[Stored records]

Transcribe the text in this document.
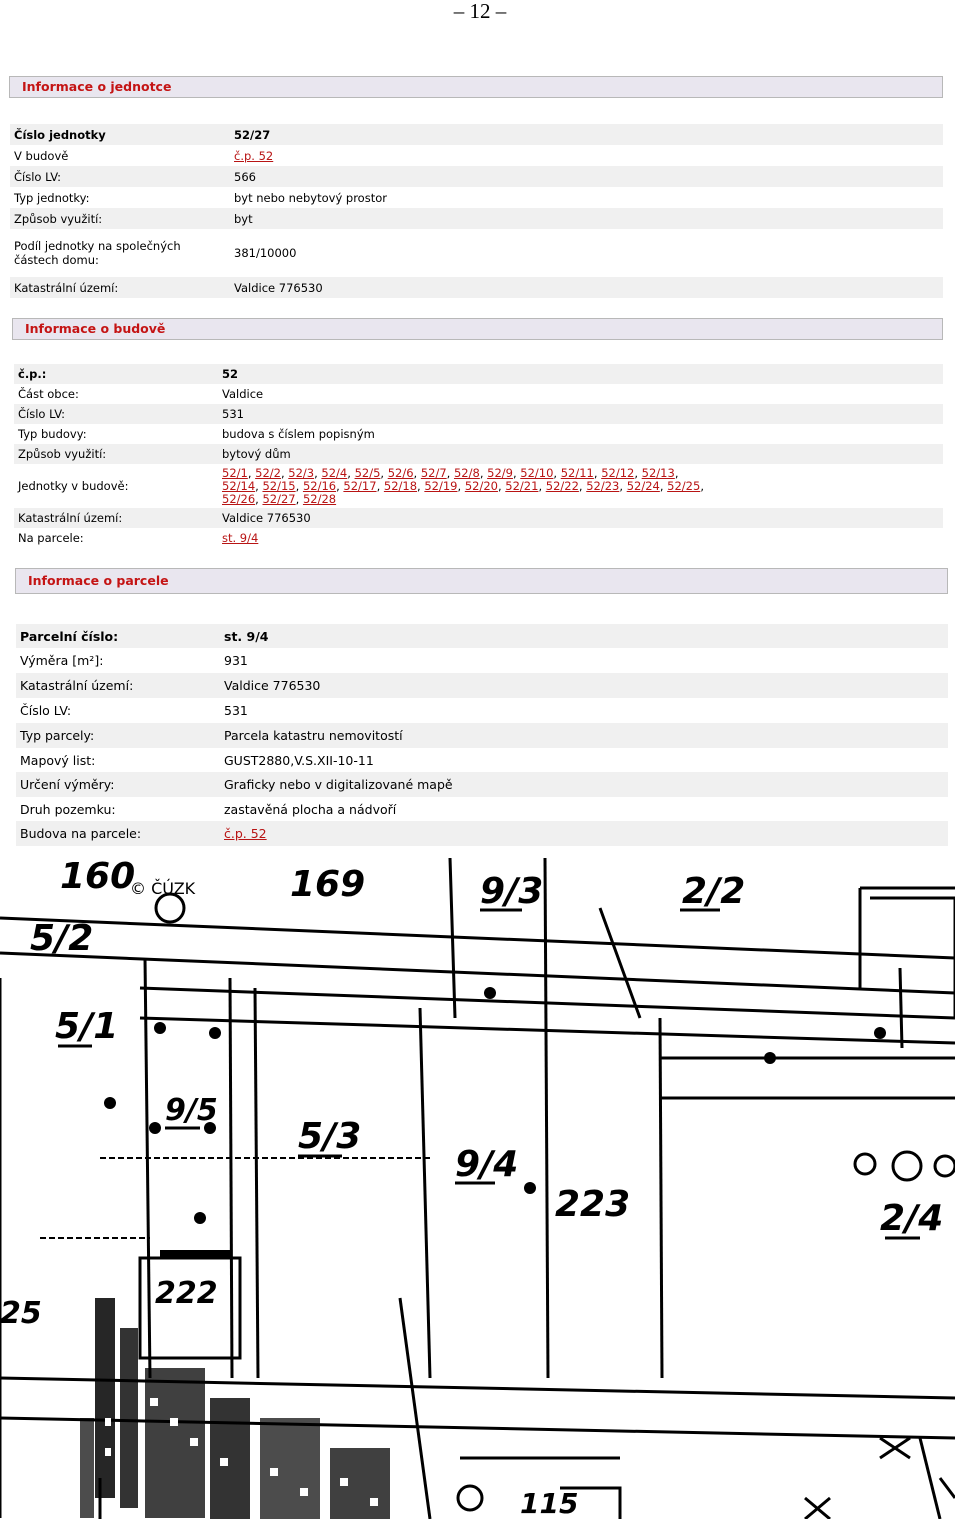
– 12 –
Informace o jednotce
Číslo jednotky	52/27
V budově	č.p. 52
Číslo LV:	566
Typ jednotky:	byt nebo nebytový prostor
Způsob využití:	byt
Podíl jednotky na společných částech domu:	381/10000
Katastrální území:	Valdice 776530
Informace o budově
č.p.:	52
Část obce:	Valdice
Číslo LV:	531
Typ budovy:	budova s číslem popisným
Způsob využití:	bytový dům
Jednotky v budově:	52/1, 52/2, 52/3, 52/4, 52/5, 52/6, 52/7, 52/8, 52/9, 52/10, 52/11, 52/12, 52/13,
52/14, 52/15, 52/16, 52/17, 52/18, 52/19, 52/20, 52/21, 52/22, 52/23, 52/24, 52/25,
52/26, 52/27, 52/28
Katastrální území:	Valdice 776530
Na parcele:	st. 9/4
Informace o parcele
Parcelní číslo:	st. 9/4
Výměra [m²]:	931
Katastrální území:	Valdice 776530
Číslo LV:	531
Typ parcely:	Parcela katastru nemovitostí
Mapový list:	GUST2880,V.S.XII-10-11
Určení výměry:	Graficky nebo v digitalizované mapě
Druh pozemku:	zastavěná plocha a nádvoří
Budova na parcele:	č.p. 52
160	169
5/2
9/3	2/2
5/1
9/5
5/3
9/4
223	2/4
222
25
115
© ČÚZK
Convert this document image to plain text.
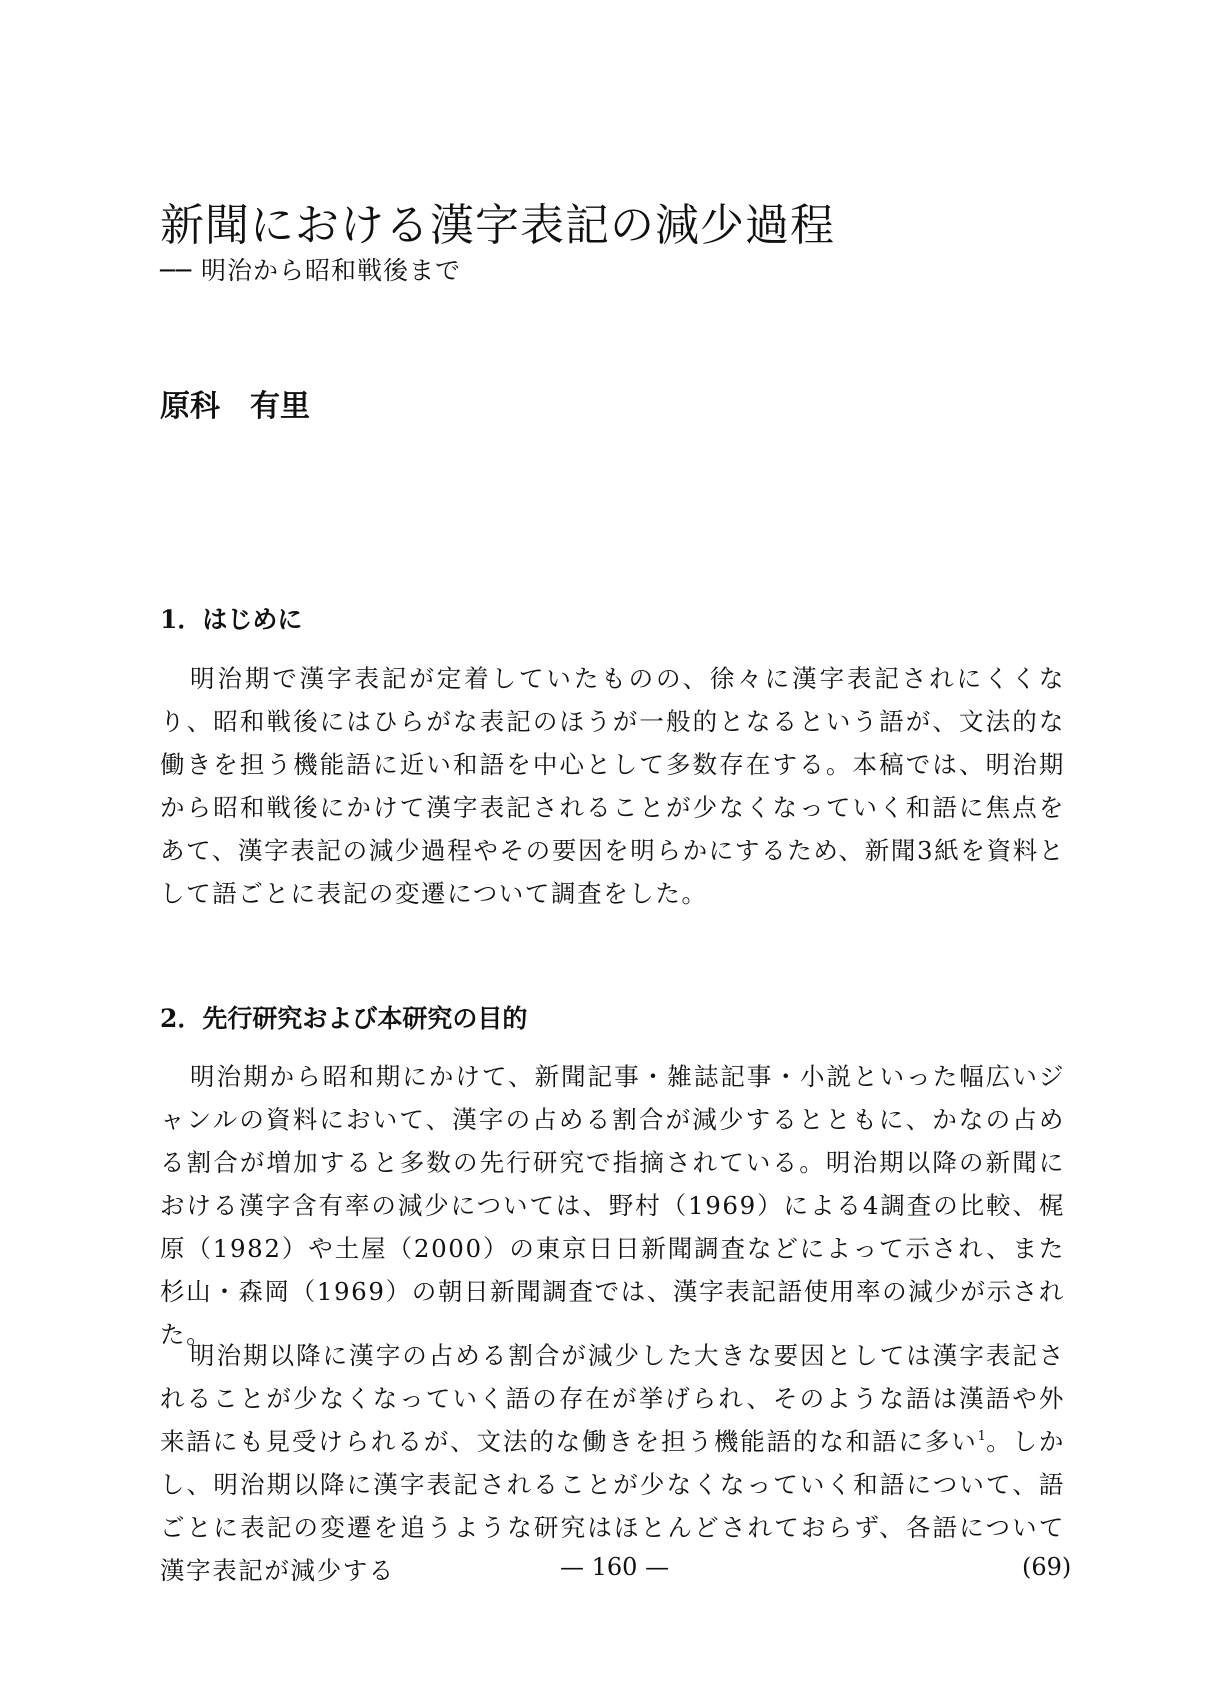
新聞における漢字表記の減少過程

── 明治から昭和戦後まで

原科　有里

1．はじめに

明治期で漢字表記が定着していたものの、徐々に漢字表記されにくくなり、昭和戦後にはひらがな表記のほうが一般的となるという語が、文法的な働きを担う機能語に近い和語を中心として多数存在する。本稿では、明治期から昭和戦後にかけて漢字表記されることが少なくなっていく和語に焦点をあて、漢字表記の減少過程やその要因を明らかにするため、新聞3紙を資料として語ごとに表記の変遷について調査をした。

2．先行研究および本研究の目的

明治期から昭和期にかけて、新聞記事・雑誌記事・小説といった幅広いジャンルの資料において、漢字の占める割合が減少するとともに、かなの占める割合が増加すると多数の先行研究で指摘されている。明治期以降の新聞における漢字含有率の減少については、野村（1969）による4調査の比較、梶原（1982）や土屋（2000）の東京日日新聞調査などによって示され、また杉山・森岡（1969）の朝日新聞調査では、漢字表記語使用率の減少が示された。

明治期以降に漢字の占める割合が減少した大きな要因としては漢字表記されることが少なくなっていく語の存在が挙げられ、そのような語は漢語や外来語にも見受けられるが、文法的な働きを担う機能語的な和語に多い$^1$。しかし、明治期以降に漢字表記されることが少なくなっていく和語について、語ごとに表記の変遷を追うような研究はほとんどされておらず、各語について漢字表記が減少する	— 160 —	(69)
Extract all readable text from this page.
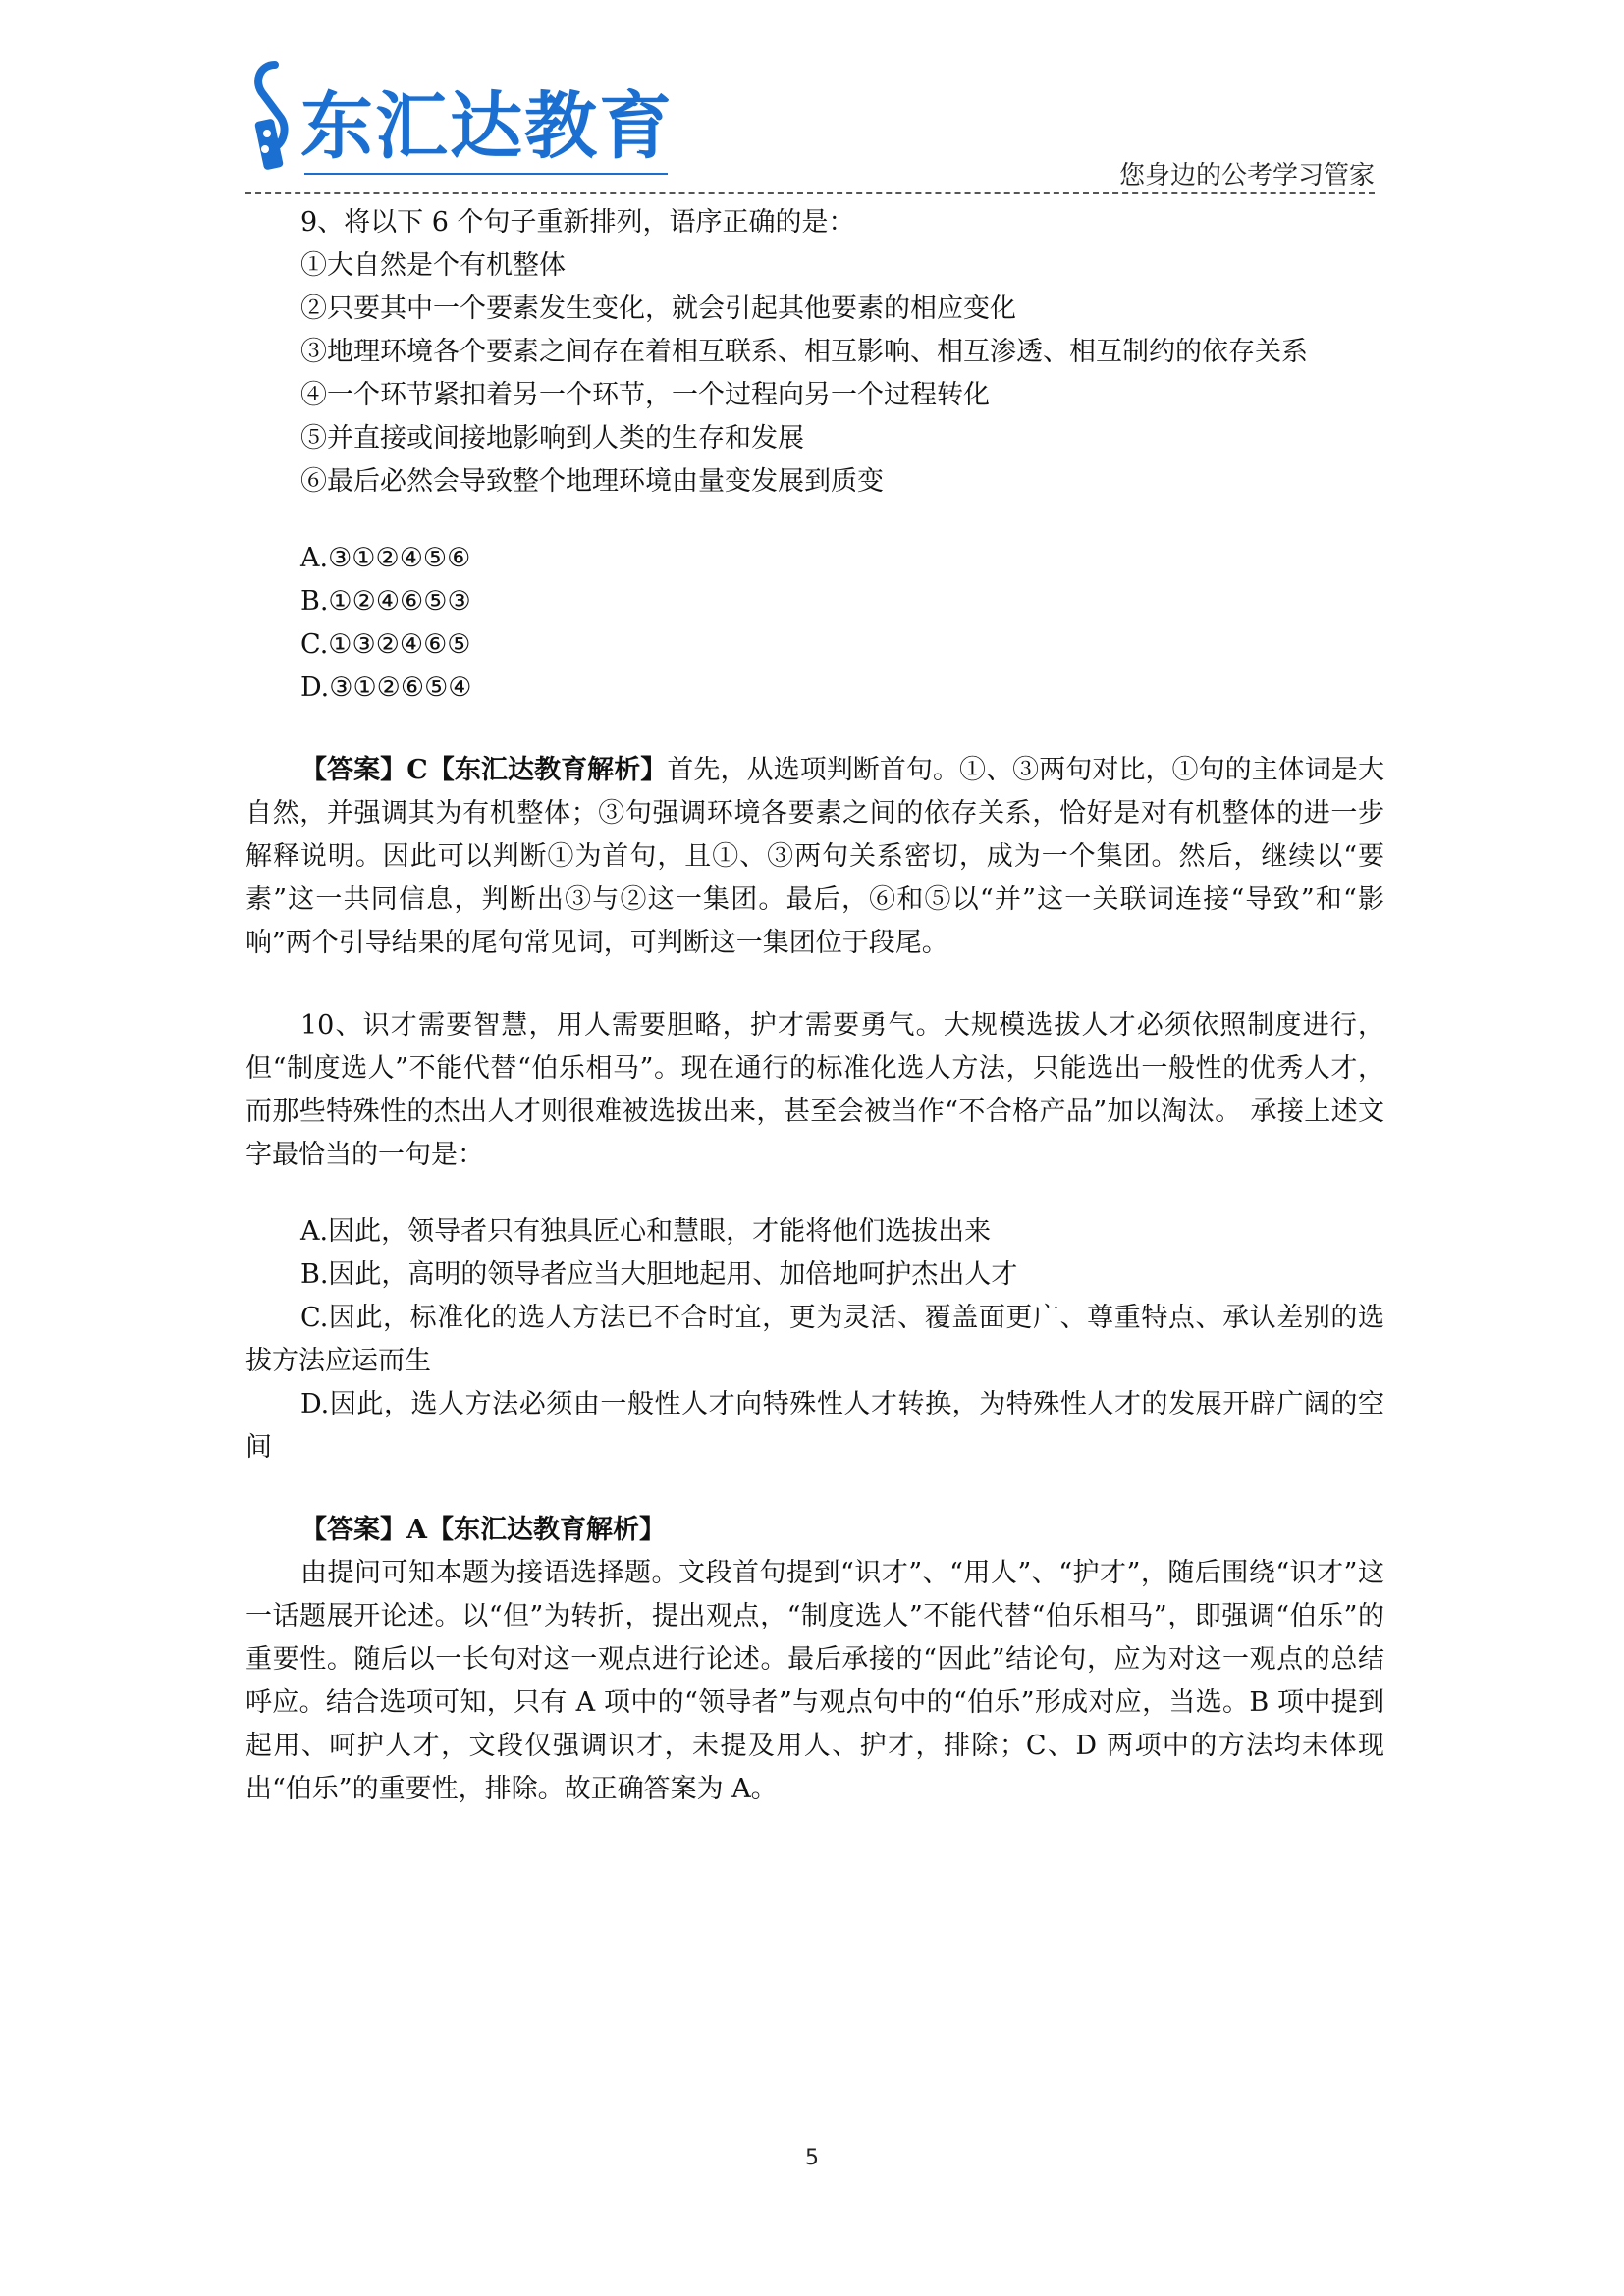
东汇达教育
您身边的公考学习管家

9、将以下 6 个句子重新排列，语序正确的是：

①大自然是个有机整体

②只要其中一个要素发生变化，就会引起其他要素的相应变化

③地理环境各个要素之间存在着相互联系、相互影响、相互渗透、相互制约的依存关系

④一个环节紧扣着另一个环节，一个过程向另一个过程转化

⑤并直接或间接地影响到人类的生存和发展

⑥最后必然会导致整个地理环境由量变发展到质变

A.③①②④⑤⑥

B.①②④⑥⑤③

C.①③②④⑥⑤

D.③①②⑥⑤④

【答案】C【东汇达教育解析】首先，从选项判断首句。①、③两句对比，①句的主体词是大自然，并强调其为有机整体；③句强调环境各要素之间的依存关系，恰好是对有机整体的进一步解释说明。因此可以判断①为首句，且①、③两句关系密切，成为一个集团。然后，继续以“要素”这一共同信息，判断出③与②这一集团。最后，⑥和⑤以“并”这一关联词连接“导致”和“影响”两个引导结果的尾句常见词，可判断这一集团位于段尾。

10、识才需要智慧，用人需要胆略，护才需要勇气。大规模选拔人才必须依照制度进行，但“制度选人”不能代替“伯乐相马”。现在通行的标准化选人方法，只能选出一般性的优秀人才，而那些特殊性的杰出人才则很难被选拔出来，甚至会被当作“不合格产品”加以淘汰。 承接上述文字最恰当的一句是：

A.因此，领导者只有独具匠心和慧眼，才能将他们选拔出来

B.因此，高明的领导者应当大胆地起用、加倍地呵护杰出人才

C.因此，标准化的选人方法已不合时宜，更为灵活、覆盖面更广、尊重特点、承认差别的选拔方法应运而生

D.因此，选人方法必须由一般性人才向特殊性人才转换，为特殊性人才的发展开辟广阔的空间

【答案】A【东汇达教育解析】

由提问可知本题为接语选择题。文段首句提到“识才”、“用人”、“护才”，随后围绕“识才”这一话题展开论述。以“但”为转折，提出观点，“制度选人”不能代替“伯乐相马”，即强调“伯乐”的重要性。随后以一长句对这一观点进行论述。最后承接的“因此”结论句，应为对这一观点的总结呼应。结合选项可知，只有 A 项中的“领导者”与观点句中的“伯乐”形成对应，当选。B 项中提到起用、呵护人才，文段仅强调识才，未提及用人、护才，排除；C、D 两项中的方法均未体现出“伯乐”的重要性，排除。故正确答案为 A。

5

What to produce:
Identify and copy the lines holding the word "不能代替".

Answer in full:
10、识才需要智慧，用人需要胆略，护才需要勇气。大规模选拔人才必须依照制度进行，但“制度选人”不能代替“伯乐相马”。现在通行的标准化选人方法，只能选出一般性的优秀人才，而那些特殊性的杰出人才则很难被选拔出来，甚至会被当作“不合格产品”加以淘汰。 承接上述文字最恰当的一句是：
由提问可知本题为接语选择题。文段首句提到“识才”、“用人”、“护才”，随后围绕“识才”这一话题展开论述。以“但”为转折，提出观点，“制度选人”不能代替“伯乐相马”，即强调“伯乐”的重要性。随后以一长句对这一观点进行论述。最后承接的“因此”结论句，应为对这一观点的总结呼应。结合选项可知，只有 A 项中的“领导者”与观点句中的“伯乐”形成对应，当选。B 项中提到起用、呵护人才，文段仅强调识才，未提及用人、护才，排除；C、D 两项中的方法均未体现出“伯乐”的重要性，排除。故正确答案为 A。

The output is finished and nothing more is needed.